=== SET PROBLEM ===
Quote every line of the data below as it stands, omitting pictures.
--- start PROVIDED RECORDS ---
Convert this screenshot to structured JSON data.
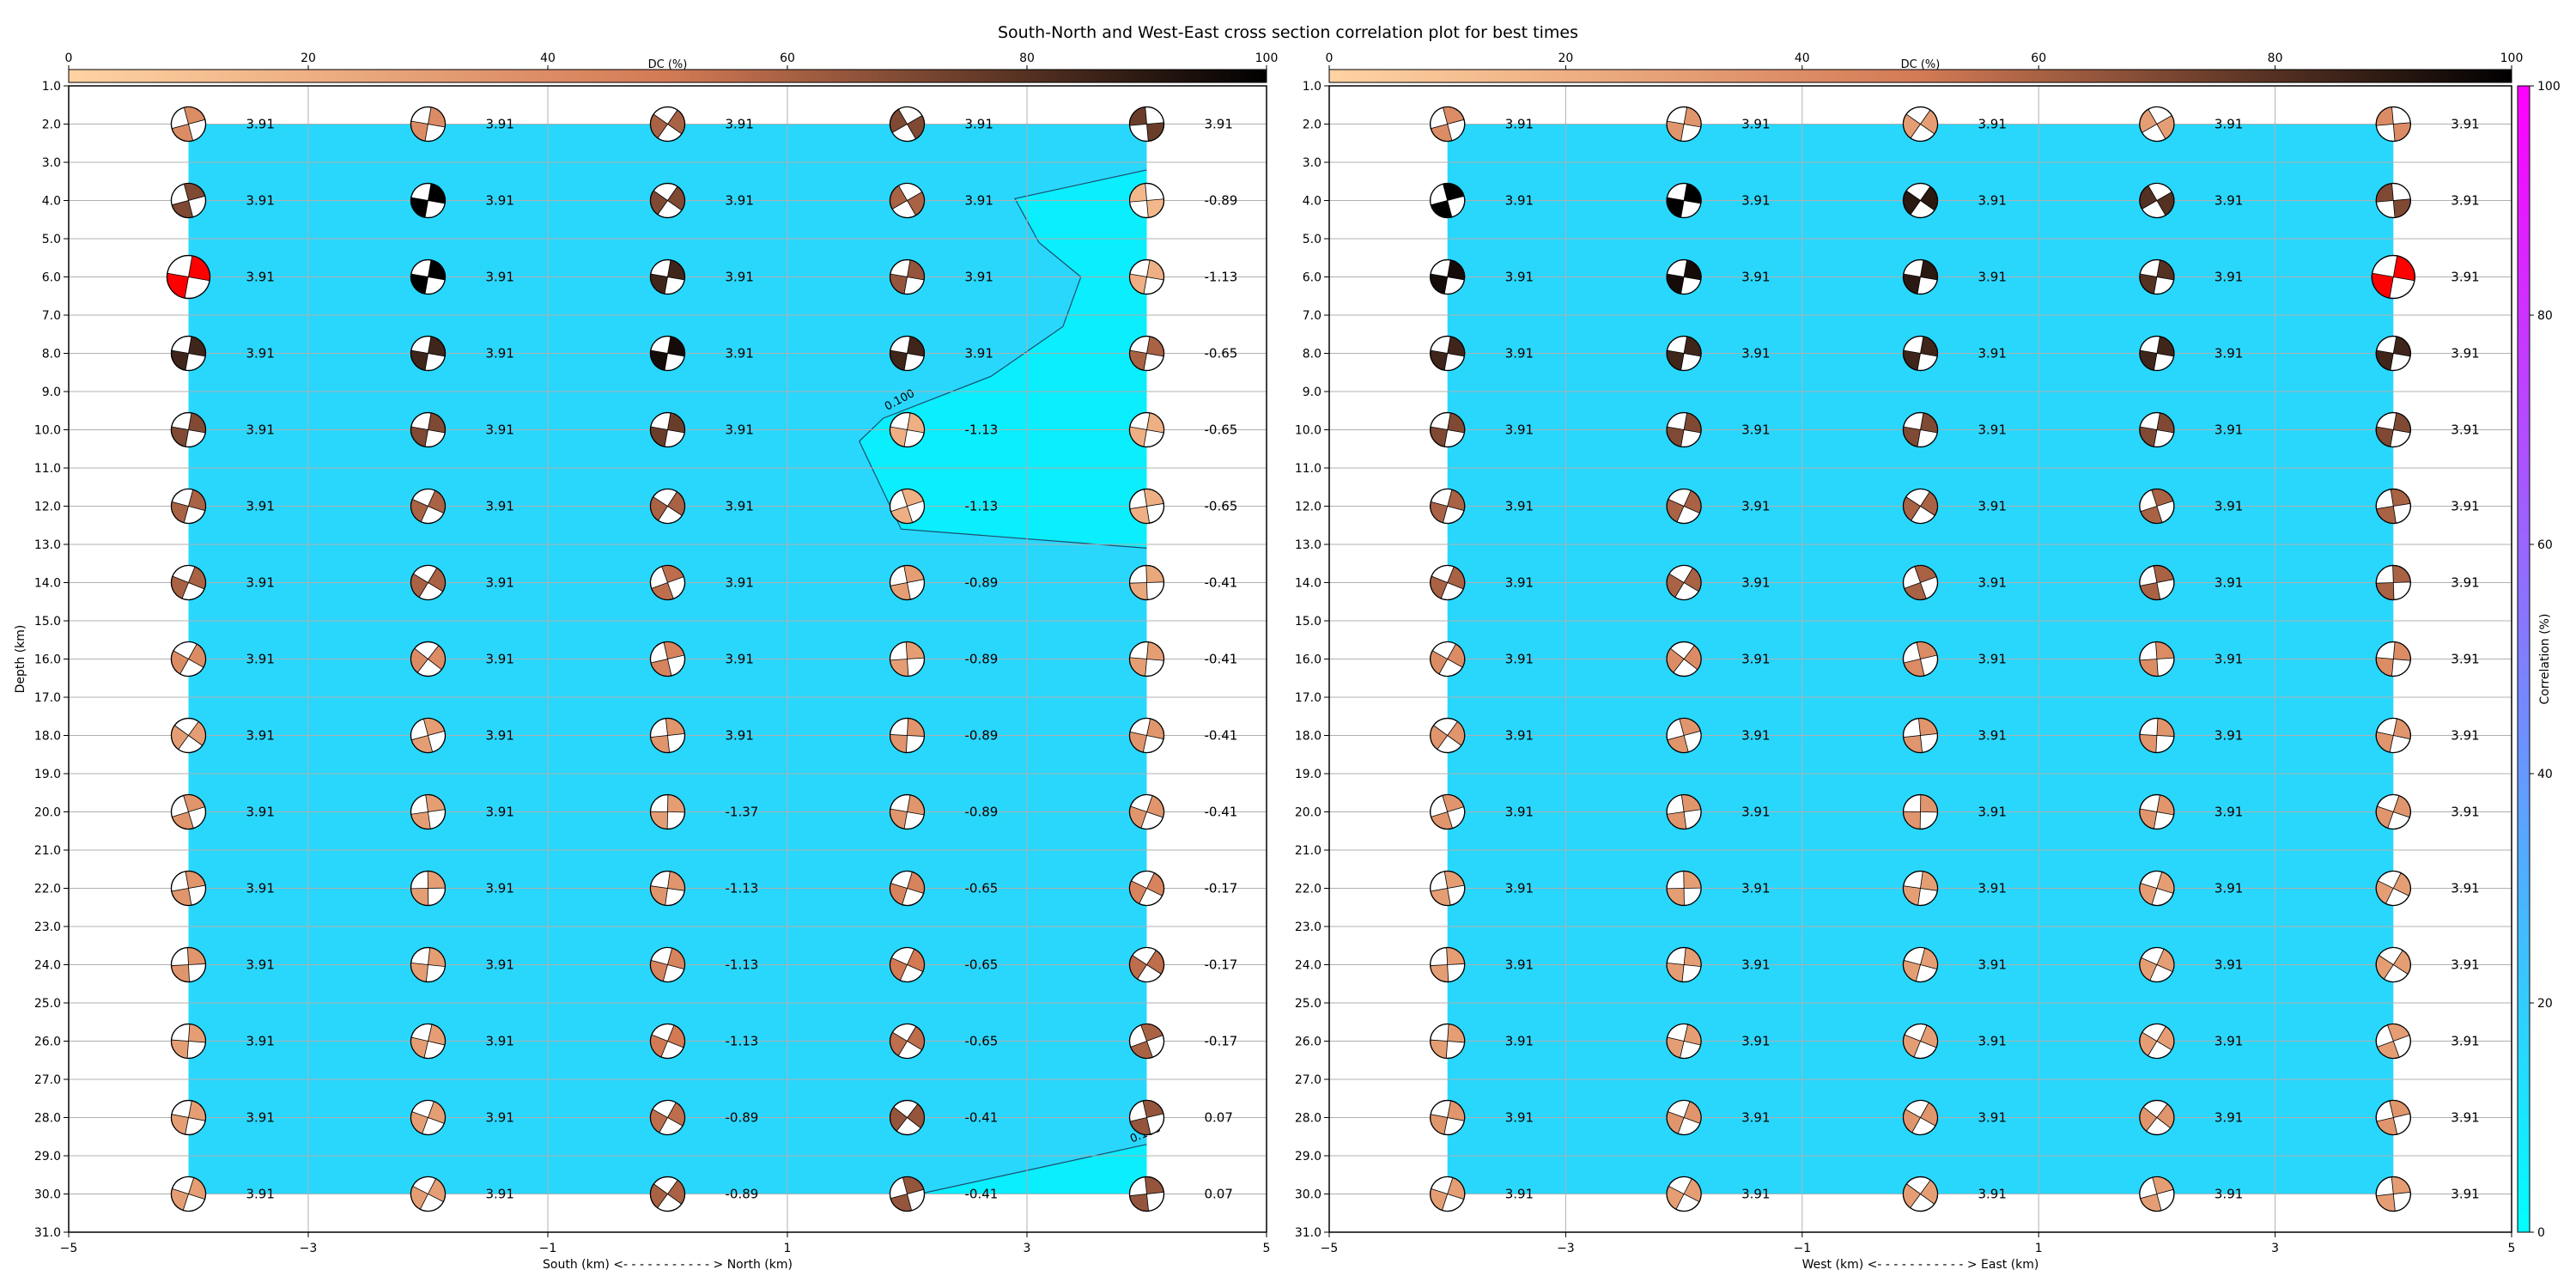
{
  "figure": {
    "title": "South-North and West-East cross section correlation plot for best times"
  },
  "colors": {
    "dc_low": "#ffd3a2",
    "dc_mid": "#d37a55",
    "dc_high": "#000000",
    "corr_low": "#00ffff",
    "corr_mid": "#7f7fff",
    "corr_high": "#ff00ff",
    "best_event": "#ff0000",
    "grid": "#b0b0b0"
  },
  "chart_data": [
    {
      "type": "heatmap",
      "name": "south-north-section",
      "xlabel": "South (km) <- - - - - - - - - - - > North (km)",
      "ylabel": "Depth (km)",
      "xlim": [
        -5,
        5
      ],
      "ylim": [
        31,
        1
      ],
      "x_ticks": [
        "−5",
        "−3",
        "−1",
        "1",
        "3",
        "5"
      ],
      "y_ticks": [
        "1.0",
        "2.0",
        "3.0",
        "4.0",
        "5.0",
        "6.0",
        "7.0",
        "8.0",
        "9.0",
        "10.0",
        "11.0",
        "12.0",
        "13.0",
        "14.0",
        "15.0",
        "16.0",
        "17.0",
        "18.0",
        "19.0",
        "20.0",
        "21.0",
        "22.0",
        "23.0",
        "24.0",
        "25.0",
        "26.0",
        "27.0",
        "28.0",
        "29.0",
        "30.0",
        "31.0"
      ],
      "grid": true,
      "dc_colorbar": {
        "label": "DC (%)",
        "range": [
          0,
          100
        ],
        "ticks": [
          "0",
          "20",
          "40",
          "60",
          "80",
          "100"
        ]
      },
      "x": [
        -4,
        -2,
        0,
        2,
        4
      ],
      "depth": [
        2,
        4,
        6,
        8,
        10,
        12,
        14,
        16,
        18,
        20,
        22,
        24,
        26,
        28,
        30
      ],
      "values": [
        [
          "3.91",
          "3.91",
          "3.91",
          "3.91",
          "3.91"
        ],
        [
          "3.91",
          "3.91",
          "3.91",
          "3.91",
          "-0.89"
        ],
        [
          "3.91",
          "3.91",
          "3.91",
          "3.91",
          "-1.13"
        ],
        [
          "3.91",
          "3.91",
          "3.91",
          "3.91",
          "-0.65"
        ],
        [
          "3.91",
          "3.91",
          "3.91",
          "-1.13",
          "-0.65"
        ],
        [
          "3.91",
          "3.91",
          "3.91",
          "-1.13",
          "-0.65"
        ],
        [
          "3.91",
          "3.91",
          "3.91",
          "-0.89",
          "-0.41"
        ],
        [
          "3.91",
          "3.91",
          "3.91",
          "-0.89",
          "-0.41"
        ],
        [
          "3.91",
          "3.91",
          "3.91",
          "-0.89",
          "-0.41"
        ],
        [
          "3.91",
          "3.91",
          "-1.37",
          "-0.89",
          "-0.41"
        ],
        [
          "3.91",
          "3.91",
          "-1.13",
          "-0.65",
          "-0.17"
        ],
        [
          "3.91",
          "3.91",
          "-1.13",
          "-0.65",
          "-0.17"
        ],
        [
          "3.91",
          "3.91",
          "-1.13",
          "-0.65",
          "-0.17"
        ],
        [
          "3.91",
          "3.91",
          "-0.89",
          "-0.41",
          "0.07"
        ],
        [
          "3.91",
          "3.91",
          "-0.89",
          "-0.41",
          "0.07"
        ]
      ],
      "correlation_contour": {
        "level_label": "0.100",
        "value": 0.1
      },
      "best_solution": {
        "x": -4,
        "depth": 6
      }
    },
    {
      "type": "heatmap",
      "name": "west-east-section",
      "xlabel": "West (km) <- - - - - - - - - - - > East (km)",
      "ylabel": "",
      "xlim": [
        -5,
        5
      ],
      "ylim": [
        31,
        1
      ],
      "x_ticks": [
        "−5",
        "−3",
        "−1",
        "1",
        "3",
        "5"
      ],
      "y_ticks": [
        "1.0",
        "2.0",
        "3.0",
        "4.0",
        "5.0",
        "6.0",
        "7.0",
        "8.0",
        "9.0",
        "10.0",
        "11.0",
        "12.0",
        "13.0",
        "14.0",
        "15.0",
        "16.0",
        "17.0",
        "18.0",
        "19.0",
        "20.0",
        "21.0",
        "22.0",
        "23.0",
        "24.0",
        "25.0",
        "26.0",
        "27.0",
        "28.0",
        "29.0",
        "30.0",
        "31.0"
      ],
      "grid": true,
      "dc_colorbar": {
        "label": "DC (%)",
        "range": [
          0,
          100
        ],
        "ticks": [
          "0",
          "20",
          "40",
          "60",
          "80",
          "100"
        ]
      },
      "correlation_colorbar": {
        "label": "Correlation (%)",
        "range": [
          0,
          100
        ],
        "ticks": [
          "0",
          "20",
          "40",
          "60",
          "80",
          "100"
        ]
      },
      "x": [
        -4,
        -2,
        0,
        2,
        4
      ],
      "depth": [
        2,
        4,
        6,
        8,
        10,
        12,
        14,
        16,
        18,
        20,
        22,
        24,
        26,
        28,
        30
      ],
      "values": [
        [
          "3.91",
          "3.91",
          "3.91",
          "3.91",
          "3.91"
        ],
        [
          "3.91",
          "3.91",
          "3.91",
          "3.91",
          "3.91"
        ],
        [
          "3.91",
          "3.91",
          "3.91",
          "3.91",
          "3.91"
        ],
        [
          "3.91",
          "3.91",
          "3.91",
          "3.91",
          "3.91"
        ],
        [
          "3.91",
          "3.91",
          "3.91",
          "3.91",
          "3.91"
        ],
        [
          "3.91",
          "3.91",
          "3.91",
          "3.91",
          "3.91"
        ],
        [
          "3.91",
          "3.91",
          "3.91",
          "3.91",
          "3.91"
        ],
        [
          "3.91",
          "3.91",
          "3.91",
          "3.91",
          "3.91"
        ],
        [
          "3.91",
          "3.91",
          "3.91",
          "3.91",
          "3.91"
        ],
        [
          "3.91",
          "3.91",
          "3.91",
          "3.91",
          "3.91"
        ],
        [
          "3.91",
          "3.91",
          "3.91",
          "3.91",
          "3.91"
        ],
        [
          "3.91",
          "3.91",
          "3.91",
          "3.91",
          "3.91"
        ],
        [
          "3.91",
          "3.91",
          "3.91",
          "3.91",
          "3.91"
        ],
        [
          "3.91",
          "3.91",
          "3.91",
          "3.91",
          "3.91"
        ],
        [
          "3.91",
          "3.91",
          "3.91",
          "3.91",
          "3.91"
        ]
      ],
      "best_solution": {
        "x": 4,
        "depth": 6
      }
    }
  ]
}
--- end PROVIDED RECORDS ---
=== WORKED SOLUTION ===
Convert this screenshot to structured JSON data.
{
  "figure": {
    "title": "South-North and West-East cross section correlation plot for best times"
  },
  "colors": {
    "dc_low": "#ffd3a2",
    "dc_mid": "#d37a55",
    "dc_high": "#000000",
    "corr_low": "#00ffff",
    "corr_mid": "#7f7fff",
    "corr_high": "#ff00ff",
    "best_event": "#ff0000",
    "grid": "#b0b0b0"
  },
  "chart_data": [
    {
      "type": "heatmap",
      "name": "south-north-section",
      "xlabel": "South (km) <- - - - - - - - - - - > North (km)",
      "ylabel": "Depth (km)",
      "xlim": [
        -5,
        5
      ],
      "ylim": [
        31,
        1
      ],
      "x_ticks": [
        "−5",
        "−3",
        "−1",
        "1",
        "3",
        "5"
      ],
      "y_ticks": [
        "1.0",
        "2.0",
        "3.0",
        "4.0",
        "5.0",
        "6.0",
        "7.0",
        "8.0",
        "9.0",
        "10.0",
        "11.0",
        "12.0",
        "13.0",
        "14.0",
        "15.0",
        "16.0",
        "17.0",
        "18.0",
        "19.0",
        "20.0",
        "21.0",
        "22.0",
        "23.0",
        "24.0",
        "25.0",
        "26.0",
        "27.0",
        "28.0",
        "29.0",
        "30.0",
        "31.0"
      ],
      "grid": true,
      "dc_colorbar": {
        "label": "DC (%)",
        "range": [
          0,
          100
        ],
        "ticks": [
          "0",
          "20",
          "40",
          "60",
          "80",
          "100"
        ]
      },
      "x": [
        -4,
        -2,
        0,
        2,
        4
      ],
      "depth": [
        2,
        4,
        6,
        8,
        10,
        12,
        14,
        16,
        18,
        20,
        22,
        24,
        26,
        28,
        30
      ],
      "values": [
        [
          "3.91",
          "3.91",
          "3.91",
          "3.91",
          "3.91"
        ],
        [
          "3.91",
          "3.91",
          "3.91",
          "3.91",
          "-0.89"
        ],
        [
          "3.91",
          "3.91",
          "3.91",
          "3.91",
          "-1.13"
        ],
        [
          "3.91",
          "3.91",
          "3.91",
          "3.91",
          "-0.65"
        ],
        [
          "3.91",
          "3.91",
          "3.91",
          "-1.13",
          "-0.65"
        ],
        [
          "3.91",
          "3.91",
          "3.91",
          "-1.13",
          "-0.65"
        ],
        [
          "3.91",
          "3.91",
          "3.91",
          "-0.89",
          "-0.41"
        ],
        [
          "3.91",
          "3.91",
          "3.91",
          "-0.89",
          "-0.41"
        ],
        [
          "3.91",
          "3.91",
          "3.91",
          "-0.89",
          "-0.41"
        ],
        [
          "3.91",
          "3.91",
          "-1.37",
          "-0.89",
          "-0.41"
        ],
        [
          "3.91",
          "3.91",
          "-1.13",
          "-0.65",
          "-0.17"
        ],
        [
          "3.91",
          "3.91",
          "-1.13",
          "-0.65",
          "-0.17"
        ],
        [
          "3.91",
          "3.91",
          "-1.13",
          "-0.65",
          "-0.17"
        ],
        [
          "3.91",
          "3.91",
          "-0.89",
          "-0.41",
          "0.07"
        ],
        [
          "3.91",
          "3.91",
          "-0.89",
          "-0.41",
          "0.07"
        ]
      ],
      "correlation_contour": {
        "level_label": "0.100",
        "value": 0.1
      },
      "best_solution": {
        "x": -4,
        "depth": 6
      }
    },
    {
      "type": "heatmap",
      "name": "west-east-section",
      "xlabel": "West (km) <- - - - - - - - - - - > East (km)",
      "ylabel": "",
      "xlim": [
        -5,
        5
      ],
      "ylim": [
        31,
        1
      ],
      "x_ticks": [
        "−5",
        "−3",
        "−1",
        "1",
        "3",
        "5"
      ],
      "y_ticks": [
        "1.0",
        "2.0",
        "3.0",
        "4.0",
        "5.0",
        "6.0",
        "7.0",
        "8.0",
        "9.0",
        "10.0",
        "11.0",
        "12.0",
        "13.0",
        "14.0",
        "15.0",
        "16.0",
        "17.0",
        "18.0",
        "19.0",
        "20.0",
        "21.0",
        "22.0",
        "23.0",
        "24.0",
        "25.0",
        "26.0",
        "27.0",
        "28.0",
        "29.0",
        "30.0",
        "31.0"
      ],
      "grid": true,
      "dc_colorbar": {
        "label": "DC (%)",
        "range": [
          0,
          100
        ],
        "ticks": [
          "0",
          "20",
          "40",
          "60",
          "80",
          "100"
        ]
      },
      "correlation_colorbar": {
        "label": "Correlation (%)",
        "range": [
          0,
          100
        ],
        "ticks": [
          "0",
          "20",
          "40",
          "60",
          "80",
          "100"
        ]
      },
      "x": [
        -4,
        -2,
        0,
        2,
        4
      ],
      "depth": [
        2,
        4,
        6,
        8,
        10,
        12,
        14,
        16,
        18,
        20,
        22,
        24,
        26,
        28,
        30
      ],
      "values": [
        [
          "3.91",
          "3.91",
          "3.91",
          "3.91",
          "3.91"
        ],
        [
          "3.91",
          "3.91",
          "3.91",
          "3.91",
          "3.91"
        ],
        [
          "3.91",
          "3.91",
          "3.91",
          "3.91",
          "3.91"
        ],
        [
          "3.91",
          "3.91",
          "3.91",
          "3.91",
          "3.91"
        ],
        [
          "3.91",
          "3.91",
          "3.91",
          "3.91",
          "3.91"
        ],
        [
          "3.91",
          "3.91",
          "3.91",
          "3.91",
          "3.91"
        ],
        [
          "3.91",
          "3.91",
          "3.91",
          "3.91",
          "3.91"
        ],
        [
          "3.91",
          "3.91",
          "3.91",
          "3.91",
          "3.91"
        ],
        [
          "3.91",
          "3.91",
          "3.91",
          "3.91",
          "3.91"
        ],
        [
          "3.91",
          "3.91",
          "3.91",
          "3.91",
          "3.91"
        ],
        [
          "3.91",
          "3.91",
          "3.91",
          "3.91",
          "3.91"
        ],
        [
          "3.91",
          "3.91",
          "3.91",
          "3.91",
          "3.91"
        ],
        [
          "3.91",
          "3.91",
          "3.91",
          "3.91",
          "3.91"
        ],
        [
          "3.91",
          "3.91",
          "3.91",
          "3.91",
          "3.91"
        ],
        [
          "3.91",
          "3.91",
          "3.91",
          "3.91",
          "3.91"
        ]
      ],
      "best_solution": {
        "x": 4,
        "depth": 6
      }
    }
  ]
}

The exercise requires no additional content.